--- Task to complete ---
All lines holding the string "江西萍乡安源区" are to be shown.

◆ ◆ ◆ ◆

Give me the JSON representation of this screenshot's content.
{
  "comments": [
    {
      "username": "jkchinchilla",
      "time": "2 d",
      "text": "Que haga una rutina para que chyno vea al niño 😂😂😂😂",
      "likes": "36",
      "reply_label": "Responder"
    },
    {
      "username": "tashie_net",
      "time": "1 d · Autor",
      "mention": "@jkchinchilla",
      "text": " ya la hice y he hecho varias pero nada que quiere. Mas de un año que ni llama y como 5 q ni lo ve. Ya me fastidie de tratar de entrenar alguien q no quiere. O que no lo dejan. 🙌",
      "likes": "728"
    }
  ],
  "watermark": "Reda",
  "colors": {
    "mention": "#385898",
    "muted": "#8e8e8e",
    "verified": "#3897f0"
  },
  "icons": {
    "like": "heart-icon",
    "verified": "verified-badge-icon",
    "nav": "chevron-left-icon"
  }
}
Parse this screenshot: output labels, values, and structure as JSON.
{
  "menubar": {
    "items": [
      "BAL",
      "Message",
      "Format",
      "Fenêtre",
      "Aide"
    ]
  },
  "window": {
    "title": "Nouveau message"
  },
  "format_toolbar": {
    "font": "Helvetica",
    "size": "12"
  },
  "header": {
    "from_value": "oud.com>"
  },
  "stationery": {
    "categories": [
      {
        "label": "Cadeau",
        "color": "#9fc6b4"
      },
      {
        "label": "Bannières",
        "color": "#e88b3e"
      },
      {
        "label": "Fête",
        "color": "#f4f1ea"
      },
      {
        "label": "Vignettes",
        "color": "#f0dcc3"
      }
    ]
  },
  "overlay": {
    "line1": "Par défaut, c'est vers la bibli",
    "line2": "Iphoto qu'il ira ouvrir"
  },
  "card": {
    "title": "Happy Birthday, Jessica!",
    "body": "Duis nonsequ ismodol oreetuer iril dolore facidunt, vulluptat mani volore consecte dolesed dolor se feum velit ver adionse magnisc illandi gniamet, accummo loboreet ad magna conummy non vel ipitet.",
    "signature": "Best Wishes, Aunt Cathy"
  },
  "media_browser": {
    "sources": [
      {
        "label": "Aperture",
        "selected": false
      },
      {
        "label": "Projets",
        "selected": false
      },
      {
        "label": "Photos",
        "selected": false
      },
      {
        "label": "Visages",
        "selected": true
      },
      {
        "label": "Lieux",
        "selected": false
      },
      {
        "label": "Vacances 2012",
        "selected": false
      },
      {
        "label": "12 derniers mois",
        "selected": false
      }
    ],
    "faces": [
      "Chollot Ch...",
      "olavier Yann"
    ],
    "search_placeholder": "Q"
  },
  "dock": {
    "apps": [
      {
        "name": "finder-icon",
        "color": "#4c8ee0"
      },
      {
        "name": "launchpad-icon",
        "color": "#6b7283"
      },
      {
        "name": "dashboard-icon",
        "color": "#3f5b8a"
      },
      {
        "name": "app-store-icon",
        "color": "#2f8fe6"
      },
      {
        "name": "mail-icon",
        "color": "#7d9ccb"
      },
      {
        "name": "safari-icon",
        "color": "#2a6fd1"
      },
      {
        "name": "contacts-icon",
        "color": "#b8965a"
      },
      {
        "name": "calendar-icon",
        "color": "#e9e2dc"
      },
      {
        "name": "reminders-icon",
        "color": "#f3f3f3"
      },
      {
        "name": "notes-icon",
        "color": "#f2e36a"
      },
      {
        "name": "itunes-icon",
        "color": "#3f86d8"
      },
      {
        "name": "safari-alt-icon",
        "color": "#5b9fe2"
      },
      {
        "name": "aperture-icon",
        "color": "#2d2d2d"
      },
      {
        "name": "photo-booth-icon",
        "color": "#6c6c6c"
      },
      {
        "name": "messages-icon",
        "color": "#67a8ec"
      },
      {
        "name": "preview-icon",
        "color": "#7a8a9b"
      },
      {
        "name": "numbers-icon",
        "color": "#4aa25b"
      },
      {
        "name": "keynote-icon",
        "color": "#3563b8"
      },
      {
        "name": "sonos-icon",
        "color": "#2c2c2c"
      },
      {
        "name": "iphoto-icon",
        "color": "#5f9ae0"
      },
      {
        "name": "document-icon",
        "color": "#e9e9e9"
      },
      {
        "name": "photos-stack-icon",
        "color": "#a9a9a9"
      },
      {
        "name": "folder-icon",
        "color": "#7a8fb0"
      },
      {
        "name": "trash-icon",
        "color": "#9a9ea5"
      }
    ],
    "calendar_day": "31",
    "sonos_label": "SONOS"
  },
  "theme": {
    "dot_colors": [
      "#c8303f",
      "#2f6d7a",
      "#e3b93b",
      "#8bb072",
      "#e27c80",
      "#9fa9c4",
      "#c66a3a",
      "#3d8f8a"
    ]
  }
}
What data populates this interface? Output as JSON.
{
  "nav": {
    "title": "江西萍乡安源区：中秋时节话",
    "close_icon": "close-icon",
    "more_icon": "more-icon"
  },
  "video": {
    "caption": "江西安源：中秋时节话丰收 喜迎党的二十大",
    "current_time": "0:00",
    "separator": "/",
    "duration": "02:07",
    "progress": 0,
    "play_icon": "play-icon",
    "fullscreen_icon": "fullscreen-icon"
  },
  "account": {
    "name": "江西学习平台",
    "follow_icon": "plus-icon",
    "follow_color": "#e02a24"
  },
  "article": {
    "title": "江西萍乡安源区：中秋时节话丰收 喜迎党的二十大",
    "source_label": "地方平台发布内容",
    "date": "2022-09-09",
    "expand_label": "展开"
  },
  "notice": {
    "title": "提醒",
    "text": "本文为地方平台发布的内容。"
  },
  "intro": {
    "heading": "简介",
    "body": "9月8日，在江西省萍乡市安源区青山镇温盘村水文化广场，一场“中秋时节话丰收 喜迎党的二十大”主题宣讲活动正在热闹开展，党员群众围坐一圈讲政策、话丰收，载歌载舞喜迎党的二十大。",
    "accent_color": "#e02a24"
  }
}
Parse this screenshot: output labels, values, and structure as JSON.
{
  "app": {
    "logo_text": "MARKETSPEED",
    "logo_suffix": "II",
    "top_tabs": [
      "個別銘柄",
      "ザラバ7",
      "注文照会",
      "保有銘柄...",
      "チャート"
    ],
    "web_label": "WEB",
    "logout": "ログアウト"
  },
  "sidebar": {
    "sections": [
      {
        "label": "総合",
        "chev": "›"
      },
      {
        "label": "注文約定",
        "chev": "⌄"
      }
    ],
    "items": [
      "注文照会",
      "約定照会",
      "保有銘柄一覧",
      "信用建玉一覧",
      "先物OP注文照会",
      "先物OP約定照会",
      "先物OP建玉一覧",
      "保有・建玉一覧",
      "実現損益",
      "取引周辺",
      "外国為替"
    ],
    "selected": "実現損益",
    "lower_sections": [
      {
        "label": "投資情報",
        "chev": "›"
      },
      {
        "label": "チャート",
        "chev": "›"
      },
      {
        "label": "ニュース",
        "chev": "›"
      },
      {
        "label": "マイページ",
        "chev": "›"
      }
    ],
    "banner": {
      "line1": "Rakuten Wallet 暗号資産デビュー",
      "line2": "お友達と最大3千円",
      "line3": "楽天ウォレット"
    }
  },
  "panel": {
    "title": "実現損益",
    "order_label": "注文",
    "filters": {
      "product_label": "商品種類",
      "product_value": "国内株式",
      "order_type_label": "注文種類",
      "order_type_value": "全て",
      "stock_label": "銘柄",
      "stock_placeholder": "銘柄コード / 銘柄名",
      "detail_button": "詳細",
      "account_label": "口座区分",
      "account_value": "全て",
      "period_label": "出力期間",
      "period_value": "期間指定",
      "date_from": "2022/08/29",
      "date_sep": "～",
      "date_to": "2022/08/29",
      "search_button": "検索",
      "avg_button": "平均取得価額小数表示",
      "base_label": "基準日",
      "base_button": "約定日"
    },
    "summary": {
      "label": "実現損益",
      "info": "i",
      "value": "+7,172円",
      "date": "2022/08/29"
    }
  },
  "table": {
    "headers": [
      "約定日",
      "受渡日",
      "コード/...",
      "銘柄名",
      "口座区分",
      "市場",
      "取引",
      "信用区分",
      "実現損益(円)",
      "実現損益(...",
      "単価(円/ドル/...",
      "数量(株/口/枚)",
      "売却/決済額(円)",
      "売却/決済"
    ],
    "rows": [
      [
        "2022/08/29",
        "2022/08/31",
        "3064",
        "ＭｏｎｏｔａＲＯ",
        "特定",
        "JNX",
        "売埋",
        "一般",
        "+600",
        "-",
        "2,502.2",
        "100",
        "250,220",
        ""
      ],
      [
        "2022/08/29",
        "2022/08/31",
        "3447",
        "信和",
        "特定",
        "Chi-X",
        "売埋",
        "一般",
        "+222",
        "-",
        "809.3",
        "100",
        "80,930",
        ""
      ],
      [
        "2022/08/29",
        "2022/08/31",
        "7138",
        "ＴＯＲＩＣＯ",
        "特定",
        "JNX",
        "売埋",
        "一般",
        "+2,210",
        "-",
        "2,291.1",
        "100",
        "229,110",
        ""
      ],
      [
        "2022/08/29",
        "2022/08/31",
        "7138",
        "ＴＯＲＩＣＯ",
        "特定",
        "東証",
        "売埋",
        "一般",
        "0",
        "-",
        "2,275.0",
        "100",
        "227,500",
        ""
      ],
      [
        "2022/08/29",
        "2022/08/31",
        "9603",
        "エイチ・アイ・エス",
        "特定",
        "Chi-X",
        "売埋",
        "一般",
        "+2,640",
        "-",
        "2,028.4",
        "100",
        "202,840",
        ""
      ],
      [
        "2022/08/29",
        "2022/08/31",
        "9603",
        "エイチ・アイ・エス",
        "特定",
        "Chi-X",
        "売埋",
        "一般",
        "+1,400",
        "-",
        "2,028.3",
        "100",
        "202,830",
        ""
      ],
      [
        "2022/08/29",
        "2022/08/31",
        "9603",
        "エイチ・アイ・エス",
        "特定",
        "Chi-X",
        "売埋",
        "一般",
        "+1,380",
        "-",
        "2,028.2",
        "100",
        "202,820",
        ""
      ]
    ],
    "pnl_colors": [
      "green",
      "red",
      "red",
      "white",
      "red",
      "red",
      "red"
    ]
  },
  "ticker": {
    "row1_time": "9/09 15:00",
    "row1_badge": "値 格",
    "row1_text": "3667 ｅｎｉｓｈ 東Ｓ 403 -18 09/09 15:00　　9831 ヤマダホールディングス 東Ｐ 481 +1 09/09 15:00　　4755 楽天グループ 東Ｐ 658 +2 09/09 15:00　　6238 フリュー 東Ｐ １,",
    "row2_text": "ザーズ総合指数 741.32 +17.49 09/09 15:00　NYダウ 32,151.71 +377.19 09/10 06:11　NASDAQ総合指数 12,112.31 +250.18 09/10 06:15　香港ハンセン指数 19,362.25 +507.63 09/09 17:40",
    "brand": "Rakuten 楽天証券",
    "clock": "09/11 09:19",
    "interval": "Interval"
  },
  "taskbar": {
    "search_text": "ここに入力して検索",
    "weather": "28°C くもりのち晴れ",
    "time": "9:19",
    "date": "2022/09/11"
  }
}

◆ ◆ ◆ ◆

--- Solved problem ---
    "title": "江西萍乡安源区：中秋时节话",
    "title": "江西萍乡安源区：中秋时节话丰收 喜迎党的二十大",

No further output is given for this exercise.